***** GIVEN DATA *****

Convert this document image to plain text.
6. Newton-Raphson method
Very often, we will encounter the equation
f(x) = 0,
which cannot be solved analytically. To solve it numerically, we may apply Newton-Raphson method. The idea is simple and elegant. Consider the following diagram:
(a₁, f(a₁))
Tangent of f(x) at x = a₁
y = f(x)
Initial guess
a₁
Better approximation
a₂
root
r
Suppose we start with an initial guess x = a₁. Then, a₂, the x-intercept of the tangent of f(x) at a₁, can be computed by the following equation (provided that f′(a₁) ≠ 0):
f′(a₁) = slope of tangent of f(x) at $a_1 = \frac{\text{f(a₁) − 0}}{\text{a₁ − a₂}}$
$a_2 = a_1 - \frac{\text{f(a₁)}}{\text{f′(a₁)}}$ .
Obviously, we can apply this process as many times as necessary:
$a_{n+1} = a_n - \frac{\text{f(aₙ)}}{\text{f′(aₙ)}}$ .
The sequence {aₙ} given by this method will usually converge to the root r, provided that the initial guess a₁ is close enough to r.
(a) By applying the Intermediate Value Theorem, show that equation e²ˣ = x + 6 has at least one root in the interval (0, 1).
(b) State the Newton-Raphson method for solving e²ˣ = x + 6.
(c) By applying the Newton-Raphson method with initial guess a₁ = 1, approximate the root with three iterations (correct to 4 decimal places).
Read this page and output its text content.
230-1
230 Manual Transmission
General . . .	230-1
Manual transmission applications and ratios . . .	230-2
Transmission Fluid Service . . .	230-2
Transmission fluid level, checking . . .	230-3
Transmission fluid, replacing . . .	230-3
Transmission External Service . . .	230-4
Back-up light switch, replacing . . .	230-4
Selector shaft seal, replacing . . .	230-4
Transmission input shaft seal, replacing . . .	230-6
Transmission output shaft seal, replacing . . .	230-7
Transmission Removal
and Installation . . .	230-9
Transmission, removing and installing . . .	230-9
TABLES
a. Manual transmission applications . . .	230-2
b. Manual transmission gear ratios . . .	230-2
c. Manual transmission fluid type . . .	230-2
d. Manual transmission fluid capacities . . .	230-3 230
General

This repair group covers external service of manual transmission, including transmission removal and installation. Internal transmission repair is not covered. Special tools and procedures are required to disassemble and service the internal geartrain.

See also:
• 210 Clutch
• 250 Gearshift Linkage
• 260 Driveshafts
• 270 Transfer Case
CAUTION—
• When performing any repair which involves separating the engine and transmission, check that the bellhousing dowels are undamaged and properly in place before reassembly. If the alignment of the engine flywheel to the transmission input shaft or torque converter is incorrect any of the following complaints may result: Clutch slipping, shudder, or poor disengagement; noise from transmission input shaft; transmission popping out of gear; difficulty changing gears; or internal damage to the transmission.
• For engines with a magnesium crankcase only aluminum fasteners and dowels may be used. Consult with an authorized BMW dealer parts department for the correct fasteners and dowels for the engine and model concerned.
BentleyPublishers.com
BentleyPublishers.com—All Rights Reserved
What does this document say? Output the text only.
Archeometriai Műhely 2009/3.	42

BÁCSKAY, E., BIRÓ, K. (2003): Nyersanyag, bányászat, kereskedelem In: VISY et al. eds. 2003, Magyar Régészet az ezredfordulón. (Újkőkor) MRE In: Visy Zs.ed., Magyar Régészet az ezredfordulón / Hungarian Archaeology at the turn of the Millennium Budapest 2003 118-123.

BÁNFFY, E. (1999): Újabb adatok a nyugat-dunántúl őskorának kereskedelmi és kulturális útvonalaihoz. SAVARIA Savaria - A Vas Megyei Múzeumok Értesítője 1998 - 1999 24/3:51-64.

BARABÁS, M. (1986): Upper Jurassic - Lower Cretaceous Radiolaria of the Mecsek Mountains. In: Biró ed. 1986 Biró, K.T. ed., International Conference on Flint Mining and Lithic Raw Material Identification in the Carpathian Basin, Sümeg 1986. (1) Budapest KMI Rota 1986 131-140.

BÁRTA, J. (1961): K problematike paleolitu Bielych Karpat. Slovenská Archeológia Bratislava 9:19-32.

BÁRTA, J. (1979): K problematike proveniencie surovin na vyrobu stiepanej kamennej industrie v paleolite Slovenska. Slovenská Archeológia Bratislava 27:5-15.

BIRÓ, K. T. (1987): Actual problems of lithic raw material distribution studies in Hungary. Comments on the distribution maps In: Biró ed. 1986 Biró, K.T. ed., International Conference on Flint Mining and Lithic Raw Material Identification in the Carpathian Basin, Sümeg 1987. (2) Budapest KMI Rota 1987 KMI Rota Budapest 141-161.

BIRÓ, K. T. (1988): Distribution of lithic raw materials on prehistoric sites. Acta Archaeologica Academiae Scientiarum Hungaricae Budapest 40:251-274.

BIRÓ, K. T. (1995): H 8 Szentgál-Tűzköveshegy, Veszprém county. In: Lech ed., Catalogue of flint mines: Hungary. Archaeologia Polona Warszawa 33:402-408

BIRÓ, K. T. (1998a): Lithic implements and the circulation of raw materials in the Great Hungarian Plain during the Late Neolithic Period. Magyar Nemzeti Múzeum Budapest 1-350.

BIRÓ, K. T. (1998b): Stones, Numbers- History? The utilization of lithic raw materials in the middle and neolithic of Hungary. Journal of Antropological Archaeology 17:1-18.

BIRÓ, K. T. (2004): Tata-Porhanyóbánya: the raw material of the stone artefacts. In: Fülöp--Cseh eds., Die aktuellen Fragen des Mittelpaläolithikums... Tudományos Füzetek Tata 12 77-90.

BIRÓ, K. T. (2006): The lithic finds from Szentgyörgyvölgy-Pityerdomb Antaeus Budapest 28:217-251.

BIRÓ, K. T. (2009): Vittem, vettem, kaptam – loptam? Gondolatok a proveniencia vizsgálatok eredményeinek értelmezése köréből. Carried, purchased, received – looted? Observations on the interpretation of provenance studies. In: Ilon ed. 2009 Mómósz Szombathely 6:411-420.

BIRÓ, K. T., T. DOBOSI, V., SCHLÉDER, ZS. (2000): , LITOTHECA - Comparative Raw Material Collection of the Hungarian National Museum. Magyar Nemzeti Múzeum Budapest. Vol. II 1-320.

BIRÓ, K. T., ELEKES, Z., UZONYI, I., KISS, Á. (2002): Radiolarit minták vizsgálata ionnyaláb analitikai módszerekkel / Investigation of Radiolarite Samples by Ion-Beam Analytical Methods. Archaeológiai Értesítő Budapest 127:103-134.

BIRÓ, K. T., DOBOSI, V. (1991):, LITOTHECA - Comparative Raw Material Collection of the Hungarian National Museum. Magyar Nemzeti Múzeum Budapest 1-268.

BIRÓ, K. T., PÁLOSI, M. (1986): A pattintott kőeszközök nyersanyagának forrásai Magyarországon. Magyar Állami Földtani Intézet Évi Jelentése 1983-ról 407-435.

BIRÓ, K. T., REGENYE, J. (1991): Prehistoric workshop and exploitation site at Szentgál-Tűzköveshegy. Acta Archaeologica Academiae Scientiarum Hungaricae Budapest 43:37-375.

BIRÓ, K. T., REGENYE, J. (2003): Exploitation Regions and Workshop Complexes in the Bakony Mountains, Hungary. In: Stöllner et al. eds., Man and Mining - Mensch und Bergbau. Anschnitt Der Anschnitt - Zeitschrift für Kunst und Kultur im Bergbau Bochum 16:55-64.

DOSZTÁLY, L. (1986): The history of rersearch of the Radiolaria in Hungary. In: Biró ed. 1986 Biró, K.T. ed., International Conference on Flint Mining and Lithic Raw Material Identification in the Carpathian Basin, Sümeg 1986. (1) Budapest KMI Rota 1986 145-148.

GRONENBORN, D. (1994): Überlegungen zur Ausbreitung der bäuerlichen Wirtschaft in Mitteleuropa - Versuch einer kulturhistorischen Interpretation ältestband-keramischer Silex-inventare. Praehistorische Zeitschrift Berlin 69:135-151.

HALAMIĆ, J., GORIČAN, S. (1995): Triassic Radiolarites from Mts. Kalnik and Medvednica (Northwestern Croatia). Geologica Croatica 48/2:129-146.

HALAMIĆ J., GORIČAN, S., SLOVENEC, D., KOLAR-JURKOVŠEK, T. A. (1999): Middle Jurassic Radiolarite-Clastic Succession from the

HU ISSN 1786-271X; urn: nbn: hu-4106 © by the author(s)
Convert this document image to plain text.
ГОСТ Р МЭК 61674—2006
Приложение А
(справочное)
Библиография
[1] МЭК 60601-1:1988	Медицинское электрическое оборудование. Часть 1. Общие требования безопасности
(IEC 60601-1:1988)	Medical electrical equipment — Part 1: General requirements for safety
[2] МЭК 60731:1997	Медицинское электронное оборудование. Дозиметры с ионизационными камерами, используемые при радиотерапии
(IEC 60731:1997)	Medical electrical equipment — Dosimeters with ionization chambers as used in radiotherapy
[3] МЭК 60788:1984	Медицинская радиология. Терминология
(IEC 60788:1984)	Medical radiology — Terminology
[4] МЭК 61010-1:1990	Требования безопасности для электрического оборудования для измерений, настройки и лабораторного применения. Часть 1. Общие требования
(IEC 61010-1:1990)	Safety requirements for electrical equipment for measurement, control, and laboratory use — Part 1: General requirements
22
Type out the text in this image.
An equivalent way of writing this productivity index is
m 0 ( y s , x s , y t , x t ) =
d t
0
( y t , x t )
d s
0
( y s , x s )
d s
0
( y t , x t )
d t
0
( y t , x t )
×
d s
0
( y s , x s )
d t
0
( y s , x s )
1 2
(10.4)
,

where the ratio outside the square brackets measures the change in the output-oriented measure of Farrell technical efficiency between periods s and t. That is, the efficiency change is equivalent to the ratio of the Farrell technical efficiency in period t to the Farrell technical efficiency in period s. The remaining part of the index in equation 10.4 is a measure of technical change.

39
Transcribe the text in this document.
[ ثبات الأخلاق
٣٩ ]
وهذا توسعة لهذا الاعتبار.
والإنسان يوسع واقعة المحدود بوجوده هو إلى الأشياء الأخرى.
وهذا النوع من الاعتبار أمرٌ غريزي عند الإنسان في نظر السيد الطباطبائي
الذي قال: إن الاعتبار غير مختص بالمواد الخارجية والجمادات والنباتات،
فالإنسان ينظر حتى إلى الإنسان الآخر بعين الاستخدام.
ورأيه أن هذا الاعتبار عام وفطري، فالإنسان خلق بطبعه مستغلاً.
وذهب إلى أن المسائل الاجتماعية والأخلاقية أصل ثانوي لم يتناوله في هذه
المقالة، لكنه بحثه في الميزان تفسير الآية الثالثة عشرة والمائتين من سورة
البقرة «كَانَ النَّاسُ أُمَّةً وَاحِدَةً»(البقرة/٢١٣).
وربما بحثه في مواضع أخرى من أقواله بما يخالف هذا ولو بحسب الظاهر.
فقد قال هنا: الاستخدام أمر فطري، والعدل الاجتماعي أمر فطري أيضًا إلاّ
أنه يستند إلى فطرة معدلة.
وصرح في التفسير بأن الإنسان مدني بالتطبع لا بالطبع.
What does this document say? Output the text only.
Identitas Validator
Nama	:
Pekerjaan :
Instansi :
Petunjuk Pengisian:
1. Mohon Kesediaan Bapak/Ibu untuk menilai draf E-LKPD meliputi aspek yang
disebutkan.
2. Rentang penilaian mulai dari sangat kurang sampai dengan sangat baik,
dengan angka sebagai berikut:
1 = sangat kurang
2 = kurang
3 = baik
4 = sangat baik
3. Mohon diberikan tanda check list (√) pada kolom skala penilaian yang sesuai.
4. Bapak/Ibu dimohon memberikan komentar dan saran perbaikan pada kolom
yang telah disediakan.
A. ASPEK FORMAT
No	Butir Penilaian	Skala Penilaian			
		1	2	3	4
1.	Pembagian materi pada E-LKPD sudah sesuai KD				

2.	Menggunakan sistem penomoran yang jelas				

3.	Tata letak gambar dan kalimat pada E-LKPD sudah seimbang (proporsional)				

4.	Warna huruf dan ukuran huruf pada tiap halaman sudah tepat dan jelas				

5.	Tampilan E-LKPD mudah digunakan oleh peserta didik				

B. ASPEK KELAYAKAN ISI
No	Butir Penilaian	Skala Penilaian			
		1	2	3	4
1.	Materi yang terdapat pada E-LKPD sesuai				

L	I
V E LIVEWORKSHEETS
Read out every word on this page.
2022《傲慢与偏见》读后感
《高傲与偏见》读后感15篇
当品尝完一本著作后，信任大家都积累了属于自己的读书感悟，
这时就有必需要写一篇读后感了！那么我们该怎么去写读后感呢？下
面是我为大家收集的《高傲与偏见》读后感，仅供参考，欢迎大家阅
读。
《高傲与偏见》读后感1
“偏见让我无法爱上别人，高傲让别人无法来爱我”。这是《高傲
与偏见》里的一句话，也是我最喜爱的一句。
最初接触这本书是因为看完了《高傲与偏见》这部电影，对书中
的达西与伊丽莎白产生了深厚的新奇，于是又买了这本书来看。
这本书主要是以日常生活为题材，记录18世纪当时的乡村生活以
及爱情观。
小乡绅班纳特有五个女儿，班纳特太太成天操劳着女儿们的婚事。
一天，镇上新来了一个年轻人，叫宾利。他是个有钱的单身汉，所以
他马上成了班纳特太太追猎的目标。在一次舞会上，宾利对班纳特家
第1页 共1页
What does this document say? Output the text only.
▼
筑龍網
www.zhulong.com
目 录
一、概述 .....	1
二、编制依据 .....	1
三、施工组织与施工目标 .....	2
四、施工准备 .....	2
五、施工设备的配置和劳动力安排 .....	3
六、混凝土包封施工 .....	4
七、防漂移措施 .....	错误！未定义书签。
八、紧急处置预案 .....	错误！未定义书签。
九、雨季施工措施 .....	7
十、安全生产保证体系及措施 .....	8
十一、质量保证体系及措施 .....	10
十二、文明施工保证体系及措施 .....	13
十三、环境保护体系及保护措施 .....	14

*****

• WRITTEN EXERCISE
List each line in the listing that contains the string "Общие".

• RIGHT ANSWER
[1] МЭК 60601-1:1988	Медицинское электрическое оборудование. Часть 1. Общие требования безопасности
[4] МЭК 61010-1:1990	Требования безопасности для электрического оборудования для измерений, настройки и лабораторного применения. Часть 1. Общие требования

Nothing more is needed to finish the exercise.